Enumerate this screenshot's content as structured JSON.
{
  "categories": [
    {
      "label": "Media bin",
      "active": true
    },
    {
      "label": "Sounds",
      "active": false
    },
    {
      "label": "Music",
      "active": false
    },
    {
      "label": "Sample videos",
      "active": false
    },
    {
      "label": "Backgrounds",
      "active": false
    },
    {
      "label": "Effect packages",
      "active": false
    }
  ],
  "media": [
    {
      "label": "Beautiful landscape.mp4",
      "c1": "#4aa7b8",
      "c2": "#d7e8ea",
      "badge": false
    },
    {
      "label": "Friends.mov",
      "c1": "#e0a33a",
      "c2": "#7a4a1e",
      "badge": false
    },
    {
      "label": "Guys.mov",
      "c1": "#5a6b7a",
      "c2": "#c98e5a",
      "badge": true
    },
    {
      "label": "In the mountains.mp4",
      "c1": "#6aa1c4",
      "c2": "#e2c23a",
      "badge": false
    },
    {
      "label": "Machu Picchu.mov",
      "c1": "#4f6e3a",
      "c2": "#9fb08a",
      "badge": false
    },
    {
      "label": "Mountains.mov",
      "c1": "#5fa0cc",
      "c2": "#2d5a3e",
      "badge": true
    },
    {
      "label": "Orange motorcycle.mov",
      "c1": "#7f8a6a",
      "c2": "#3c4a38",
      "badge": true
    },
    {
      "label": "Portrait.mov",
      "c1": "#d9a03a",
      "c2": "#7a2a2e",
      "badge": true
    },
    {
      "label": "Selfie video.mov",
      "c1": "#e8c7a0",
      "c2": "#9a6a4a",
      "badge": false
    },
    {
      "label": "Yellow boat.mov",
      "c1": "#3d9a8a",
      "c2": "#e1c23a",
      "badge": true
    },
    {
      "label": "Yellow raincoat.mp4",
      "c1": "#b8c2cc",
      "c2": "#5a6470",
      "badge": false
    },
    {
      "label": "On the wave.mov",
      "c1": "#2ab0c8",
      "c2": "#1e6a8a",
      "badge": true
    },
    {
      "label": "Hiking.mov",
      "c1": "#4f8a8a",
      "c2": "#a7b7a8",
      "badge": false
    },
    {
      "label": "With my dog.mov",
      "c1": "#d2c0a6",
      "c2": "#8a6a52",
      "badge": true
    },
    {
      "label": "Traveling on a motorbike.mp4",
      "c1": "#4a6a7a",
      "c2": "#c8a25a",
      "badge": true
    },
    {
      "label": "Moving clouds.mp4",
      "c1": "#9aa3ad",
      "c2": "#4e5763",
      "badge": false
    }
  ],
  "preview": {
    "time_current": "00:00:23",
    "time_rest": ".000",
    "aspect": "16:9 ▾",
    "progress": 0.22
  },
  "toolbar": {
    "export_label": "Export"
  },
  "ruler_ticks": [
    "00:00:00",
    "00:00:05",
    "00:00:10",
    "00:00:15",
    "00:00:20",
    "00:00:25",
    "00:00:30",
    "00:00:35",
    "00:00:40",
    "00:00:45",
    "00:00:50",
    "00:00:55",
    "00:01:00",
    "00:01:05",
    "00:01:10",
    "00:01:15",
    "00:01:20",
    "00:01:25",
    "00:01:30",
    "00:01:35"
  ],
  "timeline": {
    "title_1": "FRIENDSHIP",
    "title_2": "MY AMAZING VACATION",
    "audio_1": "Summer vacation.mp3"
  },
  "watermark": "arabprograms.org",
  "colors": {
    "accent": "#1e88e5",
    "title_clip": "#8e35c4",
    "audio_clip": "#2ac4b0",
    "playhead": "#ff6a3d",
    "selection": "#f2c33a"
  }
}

▬▬▬

» **Short task**: Retype the material above, line by line, exactly.

» **Finished answer**:
Enumerate this screenshot's content as structured JSON.
{
  "categories": [
    {
      "label": "Media bin",
      "active": true
    },
    {
      "label": "Sounds",
      "active": false
    },
    {
      "label": "Music",
      "active": false
    },
    {
      "label": "Sample videos",
      "active": false
    },
    {
      "label": "Backgrounds",
      "active": false
    },
    {
      "label": "Effect packages",
      "active": false
    }
  ],
  "media": [
    {
      "label": "Beautiful landscape.mp4",
      "c1": "#4aa7b8",
      "c2": "#d7e8ea",
      "badge": false
    },
    {
      "label": "Friends.mov",
      "c1": "#e0a33a",
      "c2": "#7a4a1e",
      "badge": false
    },
    {
      "label": "Guys.mov",
      "c1": "#5a6b7a",
      "c2": "#c98e5a",
      "badge": true
    },
    {
      "label": "In the mountains.mp4",
      "c1": "#6aa1c4",
      "c2": "#e2c23a",
      "badge": false
    },
    {
      "label": "Machu Picchu.mov",
      "c1": "#4f6e3a",
      "c2": "#9fb08a",
      "badge": false
    },
    {
      "label": "Mountains.mov",
      "c1": "#5fa0cc",
      "c2": "#2d5a3e",
      "badge": true
    },
    {
      "label": "Orange motorcycle.mov",
      "c1": "#7f8a6a",
      "c2": "#3c4a38",
      "badge": true
    },
    {
      "label": "Portrait.mov",
      "c1": "#d9a03a",
      "c2": "#7a2a2e",
      "badge": true
    },
    {
      "label": "Selfie video.mov",
      "c1": "#e8c7a0",
      "c2": "#9a6a4a",
      "badge": false
    },
    {
      "label": "Yellow boat.mov",
      "c1": "#3d9a8a",
      "c2": "#e1c23a",
      "badge": true
    },
    {
      "label": "Yellow raincoat.mp4",
      "c1": "#b8c2cc",
      "c2": "#5a6470",
      "badge": false
    },
    {
      "label": "On the wave.mov",
      "c1": "#2ab0c8",
      "c2": "#1e6a8a",
      "badge": true
    },
    {
      "label": "Hiking.mov",
      "c1": "#4f8a8a",
      "c2": "#a7b7a8",
      "badge": false
    },
    {
      "label": "With my dog.mov",
      "c1": "#d2c0a6",
      "c2": "#8a6a52",
      "badge": true
    },
    {
      "label": "Traveling on a motorbike.mp4",
      "c1": "#4a6a7a",
      "c2": "#c8a25a",
      "badge": true
    },
    {
      "label": "Moving clouds.mp4",
      "c1": "#9aa3ad",
      "c2": "#4e5763",
      "badge": false
    }
  ],
  "preview": {
    "time_current": "00:00:23",
    "time_rest": ".000",
    "aspect": "16:9 ▾",
    "progress": 0.22
  },
  "toolbar": {
    "export_label": "Export"
  },
  "ruler_ticks": [
    "00:00:00",
    "00:00:05",
    "00:00:10",
    "00:00:15",
    "00:00:20",
    "00:00:25",
    "00:00:30",
    "00:00:35",
    "00:00:40",
    "00:00:45",
    "00:00:50",
    "00:00:55",
    "00:01:00",
    "00:01:05",
    "00:01:10",
    "00:01:15",
    "00:01:20",
    "00:01:25",
    "00:01:30",
    "00:01:35"
  ],
  "timeline": {
    "title_1": "FRIENDSHIP",
    "title_2": "MY AMAZING VACATION",
    "audio_1": "Summer vacation.mp3"
  },
  "watermark": "arabprograms.org",
  "colors": {
    "accent": "#1e88e5",
    "title_clip": "#8e35c4",
    "audio_clip": "#2ac4b0",
    "playhead": "#ff6a3d",
    "selection": "#f2c33a"
  }
}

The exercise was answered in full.